### [Instructions for the task]
Go through the entries and transcribe each one exactly, dropping the pictures.

### [Source data]
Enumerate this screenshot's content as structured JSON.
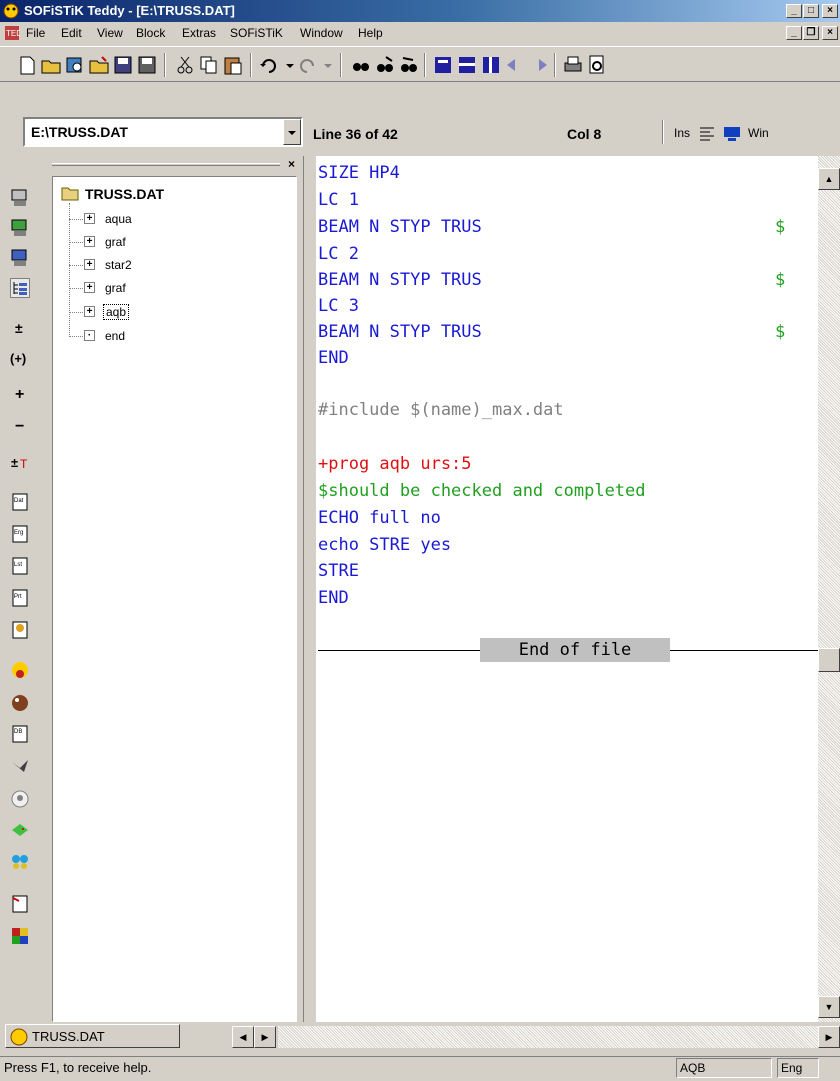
{
  "window": {
    "title": "SOFiSTiK Teddy - [E:\\TRUSS.DAT]"
  },
  "menu": [
    "File",
    "Edit",
    "View",
    "Block",
    "Extras",
    "SOFiSTiK",
    "Window",
    "Help"
  ],
  "toolbar2": {
    "file_combo_value": "E:\\TRUSS.DAT",
    "line_status": "Line  36 of 42",
    "col_status": "Col  8",
    "mode_ins": "Ins",
    "mode_win": "Win"
  },
  "tree": {
    "root": "TRUSS.DAT",
    "items": [
      {
        "label": "aqua",
        "expander": "+"
      },
      {
        "label": "graf",
        "expander": "+"
      },
      {
        "label": "star2",
        "expander": "+"
      },
      {
        "label": "graf",
        "expander": "+"
      },
      {
        "label": "aqb",
        "expander": "+"
      },
      {
        "label": "end",
        "expander": "·"
      }
    ]
  },
  "editor": {
    "lines": [
      "SIZE HP4",
      "LC 1",
      "BEAM N STYP TRUS",
      "LC 2",
      "BEAM N STYP TRUS",
      "LC 3",
      "BEAM N STYP TRUS",
      "END",
      "#include $(name)_max.dat",
      "+prog aqb urs:5",
      "$should be checked and completed",
      "ECHO full no",
      "echo STRE yes",
      "STRE",
      "END"
    ],
    "dollar": "$",
    "end_of_file": "End of file"
  },
  "bottom": {
    "doc_tab": "TRUSS.DAT"
  },
  "status": {
    "help": "Press F1, to receive help.",
    "panel1": "AQB",
    "panel2": "Eng"
  },
  "colors": {
    "keyword": "#1a1ad4",
    "prog": "#e01010",
    "comment": "#20a020",
    "include": "#808080"
  }
}
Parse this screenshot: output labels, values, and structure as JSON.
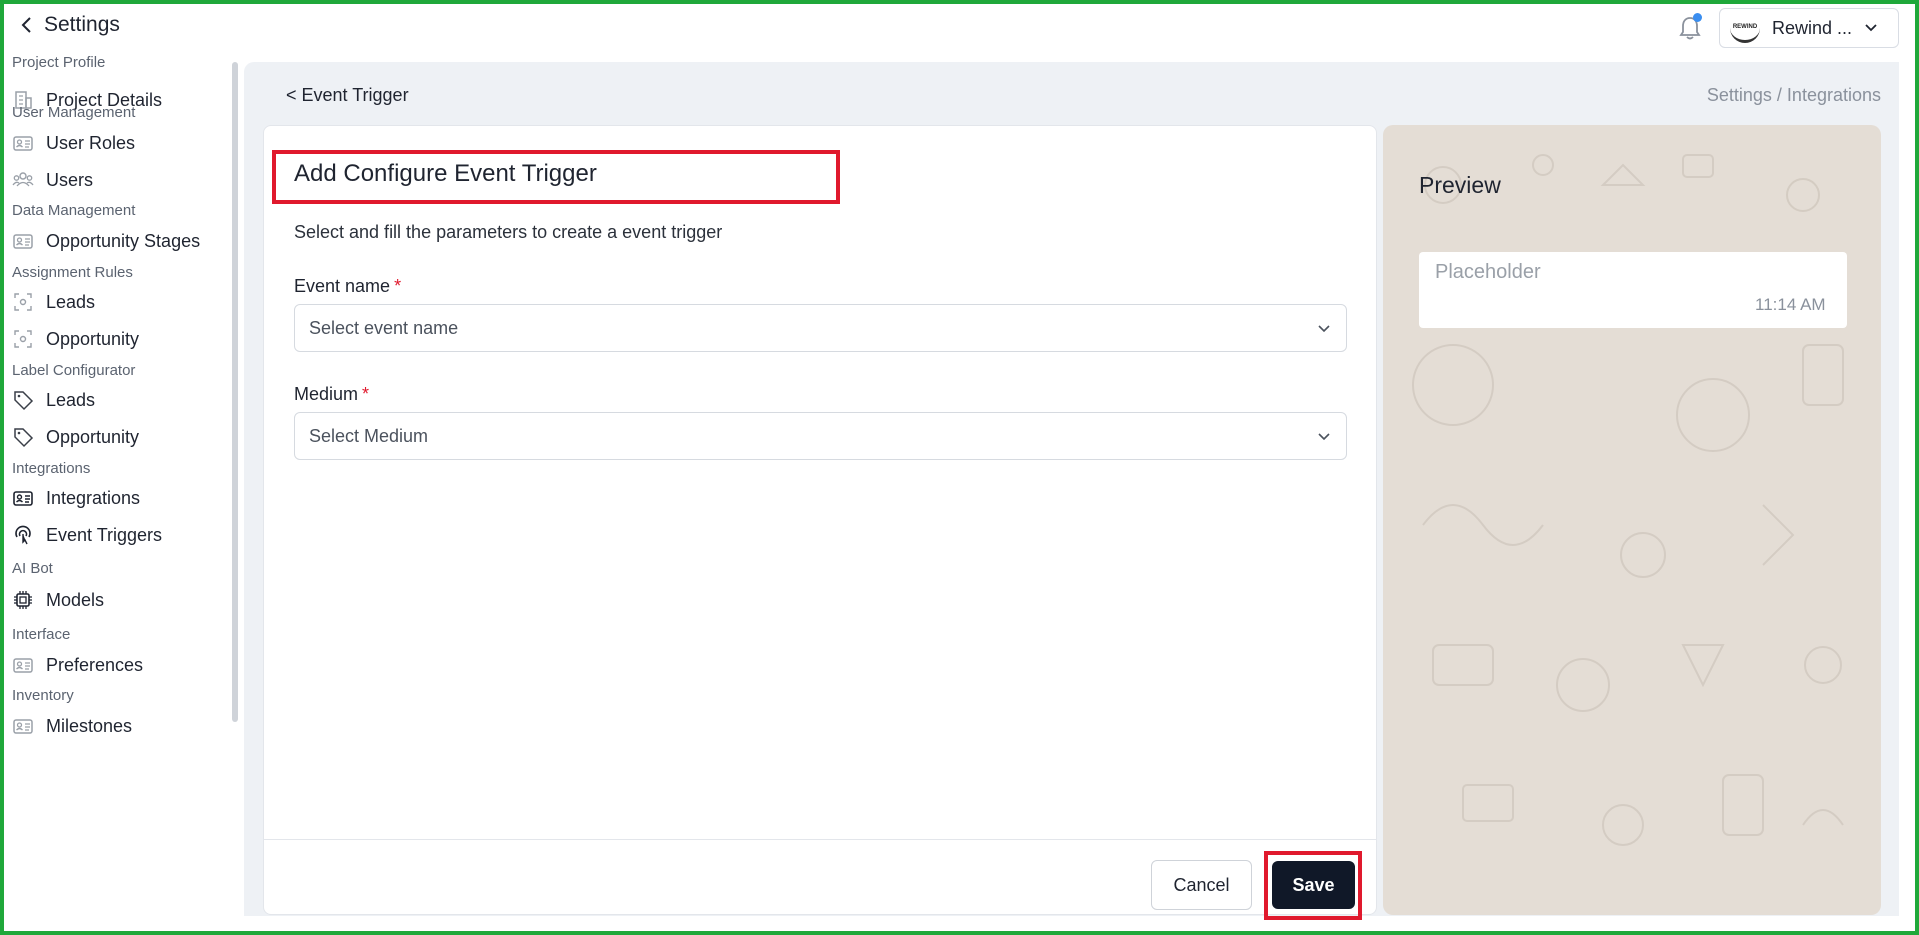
{
  "header": {
    "back_label": "Settings",
    "account_name": "Rewind ...",
    "account_logo_text": "REWIND"
  },
  "sidebar": {
    "sections": [
      {
        "title": "Project Profile",
        "items": [
          {
            "label": "Project Details",
            "icon": "building-icon"
          }
        ]
      },
      {
        "title": "User Management",
        "items": [
          {
            "label": "User Roles",
            "icon": "id-card-icon"
          },
          {
            "label": "Users",
            "icon": "users-icon"
          }
        ]
      },
      {
        "title": "Data Management",
        "items": [
          {
            "label": "Opportunity Stages",
            "icon": "id-card-icon"
          }
        ]
      },
      {
        "title": "Assignment Rules",
        "items": [
          {
            "label": "Leads",
            "icon": "focus-icon"
          },
          {
            "label": "Opportunity",
            "icon": "focus-icon"
          }
        ]
      },
      {
        "title": "Label Configurator",
        "items": [
          {
            "label": "Leads",
            "icon": "tag-icon"
          },
          {
            "label": "Opportunity",
            "icon": "tag-icon"
          }
        ]
      },
      {
        "title": "Integrations",
        "items": [
          {
            "label": "Integrations",
            "icon": "id-card-icon"
          },
          {
            "label": "Event Triggers",
            "icon": "touch-icon"
          }
        ]
      },
      {
        "title": "AI Bot",
        "items": [
          {
            "label": "Models",
            "icon": "chip-icon"
          }
        ]
      },
      {
        "title": "Interface",
        "items": [
          {
            "label": "Preferences",
            "icon": "id-card-icon"
          }
        ]
      },
      {
        "title": "Inventory",
        "items": [
          {
            "label": "Milestones",
            "icon": "id-card-icon"
          }
        ]
      }
    ]
  },
  "breadcrumb": {
    "back": "< Event Trigger",
    "path": "Settings / Integrations"
  },
  "form": {
    "title": "Add Configure Event Trigger",
    "subtitle": "Select and fill the parameters to create a event trigger",
    "event_name_label": "Event name",
    "event_name_placeholder": "Select event name",
    "medium_label": "Medium",
    "medium_placeholder": "Select Medium",
    "required_mark": "*",
    "cancel_label": "Cancel",
    "save_label": "Save"
  },
  "preview": {
    "title": "Preview",
    "message": "Placeholder",
    "time": "11:14 AM"
  },
  "colors": {
    "annotation_red": "#e0192d",
    "frame_green": "#1fa83a",
    "save_bg": "#101828",
    "preview_bg": "#e4ddd5",
    "notification_dot": "#3a8ef0"
  }
}
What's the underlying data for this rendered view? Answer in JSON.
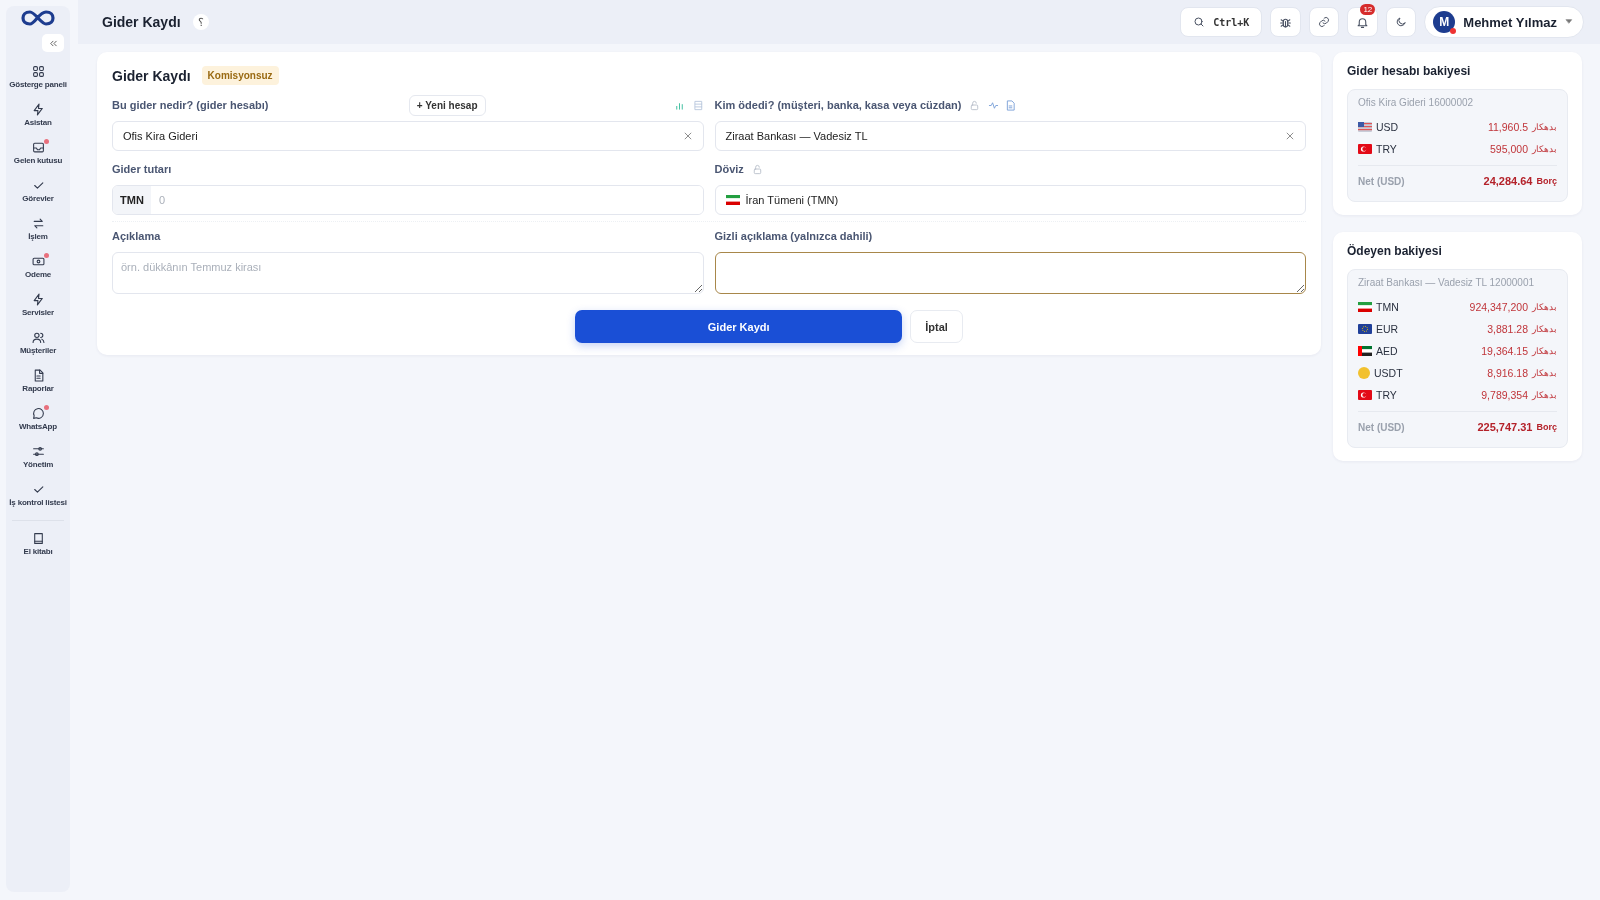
{
  "sidebar": {
    "items": [
      {
        "label": "Gösterge paneli",
        "dot": false
      },
      {
        "label": "Asistan",
        "dot": false
      },
      {
        "label": "Gelen kutusu",
        "dot": true
      },
      {
        "label": "Görevler",
        "dot": false
      },
      {
        "label": "İşlem",
        "dot": false
      },
      {
        "label": "Odeme",
        "dot": true
      },
      {
        "label": "Servisler",
        "dot": false
      },
      {
        "label": "Müşteriler",
        "dot": false
      },
      {
        "label": "Raporlar",
        "dot": false
      },
      {
        "label": "WhatsApp",
        "dot": true
      },
      {
        "label": "Yönetim",
        "dot": false
      },
      {
        "label": "İş kontrol listesi",
        "dot": false
      }
    ],
    "footer_items": [
      {
        "label": "El kitabı",
        "dot": false
      }
    ]
  },
  "header": {
    "title": "Gider Kaydı",
    "help": "؟",
    "search_shortcut": "Ctrl+K",
    "notification_count": "12",
    "user": {
      "initial": "M",
      "name": "Mehmet Yılmaz"
    }
  },
  "form": {
    "title": "Gider Kaydı",
    "badge": "Komisyonsuz",
    "account": {
      "label": "Bu gider nedir? (gider hesabı)",
      "new_button": "+ Yeni hesap",
      "value": "Ofis Kira Gideri"
    },
    "payer": {
      "label": "Kim ödedi? (müşteri, banka, kasa veya cüzdan)",
      "value": "Ziraat Bankası — Vadesiz TL"
    },
    "amount": {
      "label": "Gider tutarı",
      "currency": "TMN",
      "placeholder": "0"
    },
    "currency": {
      "label": "Döviz",
      "kind": "ir",
      "value": "İran Tümeni (TMN)"
    },
    "description": {
      "label": "Açıklama",
      "placeholder": "örn. dükkânın Temmuz kirası"
    },
    "private_note": {
      "label": "Gizli açıklama (yalnızca dahili)"
    },
    "submit": "Gider Kaydı",
    "cancel": "İptal"
  },
  "balances": [
    {
      "title": "Gider hesabı bakiyesi",
      "account": "Ofis Kira Gideri 16000002",
      "rows": [
        {
          "kind": "us",
          "code": "USD",
          "amount": "11,960.5",
          "side": "بدهکار"
        },
        {
          "kind": "tr",
          "code": "TRY",
          "amount": "595,000",
          "side": "بدهکار"
        }
      ],
      "net_label": "Net (USD)",
      "net": "24,284.64",
      "net_side": "Borç"
    },
    {
      "title": "Ödeyen bakiyesi",
      "account": "Ziraat Bankası — Vadesiz TL 12000001",
      "rows": [
        {
          "kind": "ir",
          "code": "TMN",
          "amount": "924,347,200",
          "side": "بدهکار"
        },
        {
          "kind": "eu",
          "code": "EUR",
          "amount": "3,881.28",
          "side": "بدهکار"
        },
        {
          "kind": "ae",
          "code": "AED",
          "amount": "19,364.15",
          "side": "بدهکار"
        },
        {
          "kind": "coin",
          "code": "USDT",
          "amount": "8,916.18",
          "side": "بدهکار"
        },
        {
          "kind": "tr",
          "code": "TRY",
          "amount": "9,789,354",
          "side": "بدهکار"
        }
      ],
      "net_label": "Net (USD)",
      "net": "225,747.31",
      "net_side": "Borç"
    }
  ]
}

### [Complete output]
Enumerate this screenshot's content as structured JSON.
{
  "window": {
    "title": "SOFiSTiK Teddy - [E:\\TRUSS.DAT]"
  },
  "menu": [
    "File",
    "Edit",
    "View",
    "Block",
    "Extras",
    "SOFiSTiK",
    "Window",
    "Help"
  ],
  "toolbar2": {
    "file_combo_value": "E:\\TRUSS.DAT",
    "line_status": "Line  36 of 42",
    "col_status": "Col  8",
    "mode_ins": "Ins",
    "mode_win": "Win"
  },
  "tree": {
    "root": "TRUSS.DAT",
    "items": [
      {
        "label": "aqua",
        "expander": "+"
      },
      {
        "label": "graf",
        "expander": "+"
      },
      {
        "label": "star2",
        "expander": "+"
      },
      {
        "label": "graf",
        "expander": "+"
      },
      {
        "label": "aqb",
        "expander": "+"
      },
      {
        "label": "end",
        "expander": "·"
      }
    ]
  },
  "editor": {
    "lines": [
      "SIZE HP4",
      "LC 1",
      "BEAM N STYP TRUS",
      "LC 2",
      "BEAM N STYP TRUS",
      "LC 3",
      "BEAM N STYP TRUS",
      "END",
      "#include $(name)_max.dat",
      "+prog aqb urs:5",
      "$should be checked and completed",
      "ECHO full no",
      "echo STRE yes",
      "STRE",
      "END"
    ],
    "dollar": "$",
    "end_of_file": "End of file"
  },
  "bottom": {
    "doc_tab": "TRUSS.DAT"
  },
  "status": {
    "help": "Press F1, to receive help.",
    "panel1": "AQB",
    "panel2": "Eng"
  },
  "colors": {
    "keyword": "#1a1ad4",
    "prog": "#e01010",
    "comment": "#20a020",
    "include": "#808080"
  }
}
Parse this screenshot: output labels, values, and structure as JSON.
{
  "header": {
    "back_label": "Settings",
    "account_name": "Rewind ...",
    "account_logo_text": "REWIND"
  },
  "sidebar": {
    "sections": [
      {
        "title": "Project Profile",
        "items": [
          {
            "label": "Project Details",
            "icon": "building-icon"
          }
        ]
      },
      {
        "title": "User Management",
        "items": [
          {
            "label": "User Roles",
            "icon": "id-card-icon"
          },
          {
            "label": "Users",
            "icon": "users-icon"
          }
        ]
      },
      {
        "title": "Data Management",
        "items": [
          {
            "label": "Opportunity Stages",
            "icon": "id-card-icon"
          }
        ]
      },
      {
        "title": "Assignment Rules",
        "items": [
          {
            "label": "Leads",
            "icon": "focus-icon"
          },
          {
            "label": "Opportunity",
            "icon": "focus-icon"
          }
        ]
      },
      {
        "title": "Label Configurator",
        "items": [
          {
            "label": "Leads",
            "icon": "tag-icon"
          },
          {
            "label": "Opportunity",
            "icon": "tag-icon"
          }
        ]
      },
      {
        "title": "Integrations",
        "items": [
          {
            "label": "Integrations",
            "icon": "id-card-icon"
          },
          {
            "label": "Event Triggers",
            "icon": "touch-icon"
          }
        ]
      },
      {
        "title": "AI Bot",
        "items": [
          {
            "label": "Models",
            "icon": "chip-icon"
          }
        ]
      },
      {
        "title": "Interface",
        "items": [
          {
            "label": "Preferences",
            "icon": "id-card-icon"
          }
        ]
      },
      {
        "title": "Inventory",
        "items": [
          {
            "label": "Milestones",
            "icon": "id-card-icon"
          }
        ]
      }
    ]
  },
  "breadcrumb": {
    "back": "< Event Trigger",
    "path": "Settings / Integrations"
  },
  "form": {
    "title": "Add Configure Event Trigger",
    "subtitle": "Select and fill the parameters to create a event trigger",
    "event_name_label": "Event name",
    "event_name_placeholder": "Select event name",
    "medium_label": "Medium",
    "medium_placeholder": "Select Medium",
    "required_mark": "*",
    "cancel_label": "Cancel",
    "save_label": "Save"
  },
  "preview": {
    "title": "Preview",
    "message": "Placeholder",
    "time": "11:14 AM"
  },
  "colors": {
    "annotation_red": "#e0192d",
    "frame_green": "#1fa83a",
    "save_bg": "#101828",
    "preview_bg": "#e4ddd5",
    "notification_dot": "#3a8ef0"
  }
}
What's the underlying data for this rendered view? Answer in JSON.
{
  "sidebar": {
    "items": [
      {
        "label": "Gösterge paneli",
        "dot": false
      },
      {
        "label": "Asistan",
        "dot": false
      },
      {
        "label": "Gelen kutusu",
        "dot": true
      },
      {
        "label": "Görevler",
        "dot": false
      },
      {
        "label": "İşlem",
        "dot": false
      },
      {
        "label": "Odeme",
        "dot": true
      },
      {
        "label": "Servisler",
        "dot": false
      },
      {
        "label": "Müşteriler",
        "dot": false
      },
      {
        "label": "Raporlar",
        "dot": false
      },
      {
        "label": "WhatsApp",
        "dot": true
      },
      {
        "label": "Yönetim",
        "dot": false
      },
      {
        "label": "İş kontrol listesi",
        "dot": false
      }
    ],
    "footer_items": [
      {
        "label": "El kitabı",
        "dot": false
      }
    ]
  },
  "header": {
    "title": "Gider Kaydı",
    "help": "؟",
    "search_shortcut": "Ctrl+K",
    "notification_count": "12",
    "user": {
      "initial": "M",
      "name": "Mehmet Yılmaz"
    }
  },
  "form": {
    "title": "Gider Kaydı",
    "badge": "Komisyonsuz",
    "account": {
      "label": "Bu gider nedir? (gider hesabı)",
      "new_button": "+ Yeni hesap",
      "value": "Ofis Kira Gideri"
    },
    "payer": {
      "label": "Kim ödedi? (müşteri, banka, kasa veya cüzdan)",
      "value": "Ziraat Bankası — Vadesiz TL"
    },
    "amount": {
      "label": "Gider tutarı",
      "currency": "TMN",
      "placeholder": "0"
    },
    "currency": {
      "label": "Döviz",
      "kind": "ir",
      "value": "İran Tümeni (TMN)"
    },
    "description": {
      "label": "Açıklama",
      "placeholder": "örn. dükkânın Temmuz kirası"
    },
    "private_note": {
      "label": "Gizli açıklama (yalnızca dahili)"
    },
    "submit": "Gider Kaydı",
    "cancel": "İptal"
  },
  "balances": [
    {
      "title": "Gider hesabı bakiyesi",
      "account": "Ofis Kira Gideri 16000002",
      "rows": [
        {
          "kind": "us",
          "code": "USD",
          "amount": "11,960.5",
          "side": "بدهکار"
        },
        {
          "kind": "tr",
          "code": "TRY",
          "amount": "595,000",
          "side": "بدهکار"
        }
      ],
      "net_label": "Net (USD)",
      "net": "24,284.64",
      "net_side": "Borç"
    },
    {
      "title": "Ödeyen bakiyesi",
      "account": "Ziraat Bankası — Vadesiz TL 12000001",
      "rows": [
        {
          "kind": "ir",
          "code": "TMN",
          "amount": "924,347,200",
          "side": "بدهکار"
        },
        {
          "kind": "eu",
          "code": "EUR",
          "amount": "3,881.28",
          "side": "بدهکار"
        },
        {
          "kind": "ae",
          "code": "AED",
          "amount": "19,364.15",
          "side": "بدهکار"
        },
        {
          "kind": "coin",
          "code": "USDT",
          "amount": "8,916.18",
          "side": "بدهکار"
        },
        {
          "kind": "tr",
          "code": "TRY",
          "amount": "9,789,354",
          "side": "بدهکار"
        }
      ],
      "net_label": "Net (USD)",
      "net": "225,747.31",
      "net_side": "Borç"
    }
  ]
}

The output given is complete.